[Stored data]

━━━━━━

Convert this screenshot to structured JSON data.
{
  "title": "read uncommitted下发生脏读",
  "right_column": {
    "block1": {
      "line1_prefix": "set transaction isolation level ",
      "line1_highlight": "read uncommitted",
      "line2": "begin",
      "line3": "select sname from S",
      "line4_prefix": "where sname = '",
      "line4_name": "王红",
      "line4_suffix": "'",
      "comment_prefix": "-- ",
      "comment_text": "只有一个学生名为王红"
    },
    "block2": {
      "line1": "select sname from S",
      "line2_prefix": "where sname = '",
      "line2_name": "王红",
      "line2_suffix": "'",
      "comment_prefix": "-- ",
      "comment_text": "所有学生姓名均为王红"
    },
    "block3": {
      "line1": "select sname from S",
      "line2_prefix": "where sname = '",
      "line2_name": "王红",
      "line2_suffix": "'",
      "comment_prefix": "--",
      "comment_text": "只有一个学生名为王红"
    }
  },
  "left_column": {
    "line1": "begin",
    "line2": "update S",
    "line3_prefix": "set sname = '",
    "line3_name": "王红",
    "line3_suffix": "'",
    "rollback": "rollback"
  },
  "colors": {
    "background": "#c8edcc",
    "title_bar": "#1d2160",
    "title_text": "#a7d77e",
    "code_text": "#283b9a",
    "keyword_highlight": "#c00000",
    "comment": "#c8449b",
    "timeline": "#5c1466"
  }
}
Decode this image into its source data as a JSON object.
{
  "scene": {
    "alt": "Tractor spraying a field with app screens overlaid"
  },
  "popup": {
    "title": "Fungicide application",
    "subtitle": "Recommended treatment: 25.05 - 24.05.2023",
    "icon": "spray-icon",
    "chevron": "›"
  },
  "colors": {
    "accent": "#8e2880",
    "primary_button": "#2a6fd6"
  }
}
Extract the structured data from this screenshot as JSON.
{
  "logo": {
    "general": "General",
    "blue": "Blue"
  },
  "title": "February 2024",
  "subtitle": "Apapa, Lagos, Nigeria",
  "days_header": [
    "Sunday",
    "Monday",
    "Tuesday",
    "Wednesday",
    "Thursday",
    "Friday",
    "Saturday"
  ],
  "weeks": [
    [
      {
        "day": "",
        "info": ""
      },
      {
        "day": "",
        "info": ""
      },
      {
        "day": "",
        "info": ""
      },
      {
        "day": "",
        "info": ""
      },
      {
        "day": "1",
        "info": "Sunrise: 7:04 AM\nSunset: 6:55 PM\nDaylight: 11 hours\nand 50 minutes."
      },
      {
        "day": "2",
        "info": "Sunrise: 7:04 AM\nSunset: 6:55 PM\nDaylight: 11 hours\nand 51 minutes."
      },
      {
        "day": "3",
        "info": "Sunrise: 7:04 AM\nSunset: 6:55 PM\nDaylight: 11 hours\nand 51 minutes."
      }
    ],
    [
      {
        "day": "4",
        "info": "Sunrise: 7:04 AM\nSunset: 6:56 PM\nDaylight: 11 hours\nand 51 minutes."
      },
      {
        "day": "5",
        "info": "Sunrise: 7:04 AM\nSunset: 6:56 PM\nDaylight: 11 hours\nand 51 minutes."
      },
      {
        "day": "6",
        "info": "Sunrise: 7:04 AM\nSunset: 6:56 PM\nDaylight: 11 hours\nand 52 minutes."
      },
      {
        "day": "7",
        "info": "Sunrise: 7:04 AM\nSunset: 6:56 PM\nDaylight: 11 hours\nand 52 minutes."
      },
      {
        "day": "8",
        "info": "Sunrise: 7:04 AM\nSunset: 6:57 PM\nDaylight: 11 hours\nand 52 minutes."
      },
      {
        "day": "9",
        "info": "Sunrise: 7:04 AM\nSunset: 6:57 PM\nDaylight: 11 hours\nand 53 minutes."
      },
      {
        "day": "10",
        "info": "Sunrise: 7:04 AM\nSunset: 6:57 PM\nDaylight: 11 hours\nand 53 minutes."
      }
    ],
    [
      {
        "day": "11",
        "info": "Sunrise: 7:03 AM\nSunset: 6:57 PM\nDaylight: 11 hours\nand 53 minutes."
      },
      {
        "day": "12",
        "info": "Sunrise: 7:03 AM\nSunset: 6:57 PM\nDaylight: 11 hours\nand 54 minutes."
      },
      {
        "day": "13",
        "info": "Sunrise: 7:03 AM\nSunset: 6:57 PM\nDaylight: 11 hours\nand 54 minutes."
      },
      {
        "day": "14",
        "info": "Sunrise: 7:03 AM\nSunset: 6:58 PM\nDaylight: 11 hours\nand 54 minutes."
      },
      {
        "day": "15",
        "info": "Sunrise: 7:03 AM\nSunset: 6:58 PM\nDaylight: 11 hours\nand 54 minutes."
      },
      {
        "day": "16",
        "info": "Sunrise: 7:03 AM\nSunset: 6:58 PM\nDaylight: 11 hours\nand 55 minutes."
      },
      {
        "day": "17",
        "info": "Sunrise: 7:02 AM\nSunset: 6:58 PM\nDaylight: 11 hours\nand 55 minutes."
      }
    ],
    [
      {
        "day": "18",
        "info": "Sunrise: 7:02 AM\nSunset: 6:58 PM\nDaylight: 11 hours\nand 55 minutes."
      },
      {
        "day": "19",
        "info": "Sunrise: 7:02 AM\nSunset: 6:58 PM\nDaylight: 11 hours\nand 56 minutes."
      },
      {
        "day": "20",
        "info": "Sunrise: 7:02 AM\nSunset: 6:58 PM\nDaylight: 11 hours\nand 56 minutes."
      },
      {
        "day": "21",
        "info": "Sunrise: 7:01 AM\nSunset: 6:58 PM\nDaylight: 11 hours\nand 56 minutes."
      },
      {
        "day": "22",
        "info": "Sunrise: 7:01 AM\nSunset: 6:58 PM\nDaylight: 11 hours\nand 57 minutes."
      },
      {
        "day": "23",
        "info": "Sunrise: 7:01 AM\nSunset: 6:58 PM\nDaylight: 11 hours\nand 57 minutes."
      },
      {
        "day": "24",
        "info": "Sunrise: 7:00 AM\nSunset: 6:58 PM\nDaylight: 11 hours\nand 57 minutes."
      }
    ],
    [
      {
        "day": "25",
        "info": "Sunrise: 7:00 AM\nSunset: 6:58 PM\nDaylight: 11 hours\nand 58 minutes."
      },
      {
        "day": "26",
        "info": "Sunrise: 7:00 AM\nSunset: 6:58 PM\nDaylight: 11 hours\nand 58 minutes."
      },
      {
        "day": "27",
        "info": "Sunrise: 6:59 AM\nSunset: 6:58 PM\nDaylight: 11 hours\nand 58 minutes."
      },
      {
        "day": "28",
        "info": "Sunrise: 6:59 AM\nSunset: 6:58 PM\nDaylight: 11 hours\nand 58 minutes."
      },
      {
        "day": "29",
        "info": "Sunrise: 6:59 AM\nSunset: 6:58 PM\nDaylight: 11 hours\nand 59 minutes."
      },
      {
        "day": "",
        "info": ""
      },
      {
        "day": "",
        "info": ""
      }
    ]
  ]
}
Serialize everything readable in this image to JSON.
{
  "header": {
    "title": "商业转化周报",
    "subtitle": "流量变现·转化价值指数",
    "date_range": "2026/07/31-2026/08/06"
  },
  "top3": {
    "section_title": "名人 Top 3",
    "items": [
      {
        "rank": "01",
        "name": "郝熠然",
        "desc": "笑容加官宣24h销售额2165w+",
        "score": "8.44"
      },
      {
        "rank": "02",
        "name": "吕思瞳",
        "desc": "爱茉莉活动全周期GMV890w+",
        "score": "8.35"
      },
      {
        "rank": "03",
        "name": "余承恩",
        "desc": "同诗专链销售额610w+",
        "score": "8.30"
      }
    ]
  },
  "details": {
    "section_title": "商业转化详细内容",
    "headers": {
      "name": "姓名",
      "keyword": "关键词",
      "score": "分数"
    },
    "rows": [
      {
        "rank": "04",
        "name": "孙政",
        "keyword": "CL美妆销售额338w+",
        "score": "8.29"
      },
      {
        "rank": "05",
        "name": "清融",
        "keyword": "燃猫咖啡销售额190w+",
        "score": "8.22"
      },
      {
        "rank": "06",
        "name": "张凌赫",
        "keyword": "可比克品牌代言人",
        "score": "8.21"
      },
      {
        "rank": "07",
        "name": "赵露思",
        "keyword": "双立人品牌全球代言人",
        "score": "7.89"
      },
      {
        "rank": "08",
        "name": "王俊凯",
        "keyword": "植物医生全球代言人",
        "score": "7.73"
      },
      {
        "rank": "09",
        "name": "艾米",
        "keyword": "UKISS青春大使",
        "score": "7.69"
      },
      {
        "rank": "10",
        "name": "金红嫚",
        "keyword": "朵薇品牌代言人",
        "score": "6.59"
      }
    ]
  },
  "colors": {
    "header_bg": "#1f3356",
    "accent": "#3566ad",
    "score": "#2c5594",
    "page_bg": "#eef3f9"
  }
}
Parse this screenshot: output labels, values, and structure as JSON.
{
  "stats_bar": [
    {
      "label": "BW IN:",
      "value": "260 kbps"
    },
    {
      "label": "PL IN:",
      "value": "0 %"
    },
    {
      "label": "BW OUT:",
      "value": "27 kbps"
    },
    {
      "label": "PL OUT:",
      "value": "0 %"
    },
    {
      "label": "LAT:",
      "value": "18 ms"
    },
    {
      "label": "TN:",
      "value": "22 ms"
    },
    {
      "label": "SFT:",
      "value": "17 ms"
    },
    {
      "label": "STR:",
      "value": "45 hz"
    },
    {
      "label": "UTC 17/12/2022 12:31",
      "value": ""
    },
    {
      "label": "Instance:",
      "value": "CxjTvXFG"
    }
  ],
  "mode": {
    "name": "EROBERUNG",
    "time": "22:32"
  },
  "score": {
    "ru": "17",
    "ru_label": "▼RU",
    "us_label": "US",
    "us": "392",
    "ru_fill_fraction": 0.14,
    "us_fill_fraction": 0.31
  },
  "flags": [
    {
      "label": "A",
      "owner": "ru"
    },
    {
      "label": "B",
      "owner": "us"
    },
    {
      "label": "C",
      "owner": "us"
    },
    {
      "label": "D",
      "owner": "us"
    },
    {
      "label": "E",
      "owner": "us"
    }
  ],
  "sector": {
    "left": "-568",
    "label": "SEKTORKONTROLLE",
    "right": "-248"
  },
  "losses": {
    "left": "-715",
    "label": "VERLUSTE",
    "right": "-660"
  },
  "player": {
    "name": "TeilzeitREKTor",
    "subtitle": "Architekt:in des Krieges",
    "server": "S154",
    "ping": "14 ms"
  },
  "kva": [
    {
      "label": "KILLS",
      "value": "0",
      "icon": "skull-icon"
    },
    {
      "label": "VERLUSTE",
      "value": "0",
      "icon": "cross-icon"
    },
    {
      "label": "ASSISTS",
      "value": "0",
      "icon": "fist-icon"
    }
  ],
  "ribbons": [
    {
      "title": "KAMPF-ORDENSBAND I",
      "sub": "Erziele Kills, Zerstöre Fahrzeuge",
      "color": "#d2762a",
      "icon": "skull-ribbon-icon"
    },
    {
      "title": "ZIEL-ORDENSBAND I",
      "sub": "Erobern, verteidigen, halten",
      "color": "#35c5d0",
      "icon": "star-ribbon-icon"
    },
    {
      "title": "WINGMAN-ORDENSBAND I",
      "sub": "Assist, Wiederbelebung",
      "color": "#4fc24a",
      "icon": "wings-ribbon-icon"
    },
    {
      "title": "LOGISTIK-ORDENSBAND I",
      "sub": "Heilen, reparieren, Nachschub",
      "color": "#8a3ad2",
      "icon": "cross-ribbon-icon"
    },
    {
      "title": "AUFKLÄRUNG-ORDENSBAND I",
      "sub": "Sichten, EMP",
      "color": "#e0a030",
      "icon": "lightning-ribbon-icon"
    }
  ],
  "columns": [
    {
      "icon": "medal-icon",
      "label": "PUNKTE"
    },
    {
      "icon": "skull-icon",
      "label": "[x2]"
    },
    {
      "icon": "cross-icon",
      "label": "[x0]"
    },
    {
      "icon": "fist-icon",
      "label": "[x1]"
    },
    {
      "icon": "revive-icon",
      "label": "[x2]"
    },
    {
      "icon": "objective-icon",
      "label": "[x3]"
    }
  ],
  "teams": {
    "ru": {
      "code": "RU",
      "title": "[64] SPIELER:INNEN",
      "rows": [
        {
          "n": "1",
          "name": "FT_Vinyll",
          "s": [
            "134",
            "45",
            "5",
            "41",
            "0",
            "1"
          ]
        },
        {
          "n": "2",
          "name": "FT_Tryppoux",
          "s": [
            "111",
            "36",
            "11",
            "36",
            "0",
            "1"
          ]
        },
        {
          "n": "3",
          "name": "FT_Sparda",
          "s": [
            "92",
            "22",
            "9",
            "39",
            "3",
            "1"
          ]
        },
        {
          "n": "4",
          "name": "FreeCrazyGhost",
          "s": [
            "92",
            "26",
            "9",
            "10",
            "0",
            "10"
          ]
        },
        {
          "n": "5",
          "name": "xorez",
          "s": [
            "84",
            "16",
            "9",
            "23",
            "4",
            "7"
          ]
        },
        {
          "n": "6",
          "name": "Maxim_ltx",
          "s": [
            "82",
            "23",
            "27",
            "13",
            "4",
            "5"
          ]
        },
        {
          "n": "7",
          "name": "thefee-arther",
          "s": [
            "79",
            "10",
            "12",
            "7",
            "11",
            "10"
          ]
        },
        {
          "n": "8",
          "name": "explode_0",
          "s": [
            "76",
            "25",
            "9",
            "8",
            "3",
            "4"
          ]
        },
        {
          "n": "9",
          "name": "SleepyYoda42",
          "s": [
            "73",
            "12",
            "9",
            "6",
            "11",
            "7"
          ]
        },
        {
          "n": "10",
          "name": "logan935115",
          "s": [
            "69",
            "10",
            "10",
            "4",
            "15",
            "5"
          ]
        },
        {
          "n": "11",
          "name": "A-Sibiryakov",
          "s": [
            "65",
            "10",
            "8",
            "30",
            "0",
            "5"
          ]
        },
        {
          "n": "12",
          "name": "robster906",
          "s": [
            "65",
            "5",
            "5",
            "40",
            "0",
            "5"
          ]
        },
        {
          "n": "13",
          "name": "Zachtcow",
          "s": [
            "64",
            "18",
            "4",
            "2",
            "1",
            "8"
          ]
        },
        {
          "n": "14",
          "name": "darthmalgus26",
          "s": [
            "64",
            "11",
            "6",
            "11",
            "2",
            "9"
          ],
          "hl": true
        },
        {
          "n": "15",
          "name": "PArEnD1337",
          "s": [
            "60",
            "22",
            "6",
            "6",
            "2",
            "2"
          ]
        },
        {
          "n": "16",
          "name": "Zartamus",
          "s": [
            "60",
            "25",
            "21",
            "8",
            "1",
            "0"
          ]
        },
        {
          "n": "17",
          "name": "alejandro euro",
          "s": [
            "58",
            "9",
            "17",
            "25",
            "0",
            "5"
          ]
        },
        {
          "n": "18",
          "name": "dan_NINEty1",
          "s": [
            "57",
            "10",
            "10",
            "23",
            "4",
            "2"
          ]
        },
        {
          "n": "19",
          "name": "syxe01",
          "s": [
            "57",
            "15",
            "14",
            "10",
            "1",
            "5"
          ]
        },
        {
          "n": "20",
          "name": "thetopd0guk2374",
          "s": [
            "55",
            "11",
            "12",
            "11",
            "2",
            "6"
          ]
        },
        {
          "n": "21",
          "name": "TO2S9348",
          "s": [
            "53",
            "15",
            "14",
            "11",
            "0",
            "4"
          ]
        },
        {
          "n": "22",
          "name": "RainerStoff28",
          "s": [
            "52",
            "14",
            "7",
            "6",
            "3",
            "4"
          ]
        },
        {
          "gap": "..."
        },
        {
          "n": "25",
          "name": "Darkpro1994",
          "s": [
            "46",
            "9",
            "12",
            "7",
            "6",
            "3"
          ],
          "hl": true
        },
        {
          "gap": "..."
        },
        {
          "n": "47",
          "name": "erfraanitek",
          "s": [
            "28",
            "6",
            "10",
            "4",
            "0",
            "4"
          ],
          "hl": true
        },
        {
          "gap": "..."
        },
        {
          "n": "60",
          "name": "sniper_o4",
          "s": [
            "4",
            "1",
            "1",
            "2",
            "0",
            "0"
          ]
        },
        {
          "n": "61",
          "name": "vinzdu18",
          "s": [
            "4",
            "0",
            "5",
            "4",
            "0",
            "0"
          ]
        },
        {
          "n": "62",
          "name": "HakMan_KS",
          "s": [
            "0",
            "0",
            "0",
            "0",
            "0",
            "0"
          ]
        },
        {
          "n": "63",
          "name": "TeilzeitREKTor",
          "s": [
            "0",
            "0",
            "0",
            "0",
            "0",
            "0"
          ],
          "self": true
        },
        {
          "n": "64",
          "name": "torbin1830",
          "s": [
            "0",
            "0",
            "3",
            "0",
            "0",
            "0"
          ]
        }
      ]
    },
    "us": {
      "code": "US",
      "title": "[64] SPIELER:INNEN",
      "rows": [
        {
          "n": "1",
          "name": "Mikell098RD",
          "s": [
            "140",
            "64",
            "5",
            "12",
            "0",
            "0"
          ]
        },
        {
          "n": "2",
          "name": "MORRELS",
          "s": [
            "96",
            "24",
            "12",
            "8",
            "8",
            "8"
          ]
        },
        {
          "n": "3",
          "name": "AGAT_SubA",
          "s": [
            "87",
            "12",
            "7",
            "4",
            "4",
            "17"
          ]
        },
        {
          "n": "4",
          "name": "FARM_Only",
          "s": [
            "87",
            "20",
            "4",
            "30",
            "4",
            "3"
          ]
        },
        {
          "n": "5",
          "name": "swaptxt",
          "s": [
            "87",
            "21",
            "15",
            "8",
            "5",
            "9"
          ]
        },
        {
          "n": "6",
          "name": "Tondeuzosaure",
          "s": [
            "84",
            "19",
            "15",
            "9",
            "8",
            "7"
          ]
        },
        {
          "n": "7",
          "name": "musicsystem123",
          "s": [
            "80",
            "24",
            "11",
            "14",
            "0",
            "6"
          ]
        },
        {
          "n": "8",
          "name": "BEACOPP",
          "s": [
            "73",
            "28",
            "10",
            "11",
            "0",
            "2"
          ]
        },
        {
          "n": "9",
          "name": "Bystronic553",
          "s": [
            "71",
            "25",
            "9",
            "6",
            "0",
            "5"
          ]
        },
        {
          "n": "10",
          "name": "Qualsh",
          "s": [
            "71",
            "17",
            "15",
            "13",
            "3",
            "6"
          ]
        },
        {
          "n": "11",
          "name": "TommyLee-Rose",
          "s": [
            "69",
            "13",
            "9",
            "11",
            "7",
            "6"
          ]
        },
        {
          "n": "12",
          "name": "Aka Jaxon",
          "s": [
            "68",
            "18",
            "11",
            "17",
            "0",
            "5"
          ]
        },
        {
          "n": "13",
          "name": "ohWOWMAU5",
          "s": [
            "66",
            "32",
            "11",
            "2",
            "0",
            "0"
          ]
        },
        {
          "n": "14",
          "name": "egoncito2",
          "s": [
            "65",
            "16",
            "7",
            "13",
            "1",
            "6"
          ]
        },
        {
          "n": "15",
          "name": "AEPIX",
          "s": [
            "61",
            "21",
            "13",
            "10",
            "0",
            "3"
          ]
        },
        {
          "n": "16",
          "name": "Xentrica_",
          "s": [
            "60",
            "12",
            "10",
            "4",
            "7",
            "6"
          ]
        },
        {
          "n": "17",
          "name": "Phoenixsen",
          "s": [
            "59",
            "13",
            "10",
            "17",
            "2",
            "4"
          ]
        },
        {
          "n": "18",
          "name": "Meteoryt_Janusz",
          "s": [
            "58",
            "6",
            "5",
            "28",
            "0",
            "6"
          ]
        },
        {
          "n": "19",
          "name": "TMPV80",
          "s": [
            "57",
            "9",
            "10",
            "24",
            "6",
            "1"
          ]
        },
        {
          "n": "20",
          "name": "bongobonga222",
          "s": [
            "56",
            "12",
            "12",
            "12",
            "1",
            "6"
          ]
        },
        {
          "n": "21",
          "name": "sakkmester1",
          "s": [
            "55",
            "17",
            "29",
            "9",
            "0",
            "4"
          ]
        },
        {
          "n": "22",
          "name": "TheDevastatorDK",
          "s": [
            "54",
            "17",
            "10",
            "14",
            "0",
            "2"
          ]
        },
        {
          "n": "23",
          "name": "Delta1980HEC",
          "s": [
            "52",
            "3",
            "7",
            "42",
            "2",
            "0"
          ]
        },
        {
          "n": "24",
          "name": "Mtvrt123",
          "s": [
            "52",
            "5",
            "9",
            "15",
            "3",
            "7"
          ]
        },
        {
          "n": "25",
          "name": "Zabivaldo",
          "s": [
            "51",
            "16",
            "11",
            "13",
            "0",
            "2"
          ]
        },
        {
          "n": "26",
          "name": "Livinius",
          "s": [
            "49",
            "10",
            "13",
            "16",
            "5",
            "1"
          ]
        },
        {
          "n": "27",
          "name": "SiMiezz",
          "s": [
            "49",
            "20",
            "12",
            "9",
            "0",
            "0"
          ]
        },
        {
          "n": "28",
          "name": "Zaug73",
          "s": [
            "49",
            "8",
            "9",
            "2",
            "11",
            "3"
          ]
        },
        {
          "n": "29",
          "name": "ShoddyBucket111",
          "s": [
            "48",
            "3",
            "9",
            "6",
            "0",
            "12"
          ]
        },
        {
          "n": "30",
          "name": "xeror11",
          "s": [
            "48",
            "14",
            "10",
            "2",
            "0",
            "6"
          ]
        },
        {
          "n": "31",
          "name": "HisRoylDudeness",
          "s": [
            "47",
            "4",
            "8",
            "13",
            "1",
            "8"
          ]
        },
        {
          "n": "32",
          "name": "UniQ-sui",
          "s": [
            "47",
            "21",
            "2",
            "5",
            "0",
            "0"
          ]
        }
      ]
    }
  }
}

━━━━━━

## Aim
Say how many lines have the string "skull" in them, offering no words beyond the number.

## Final result
3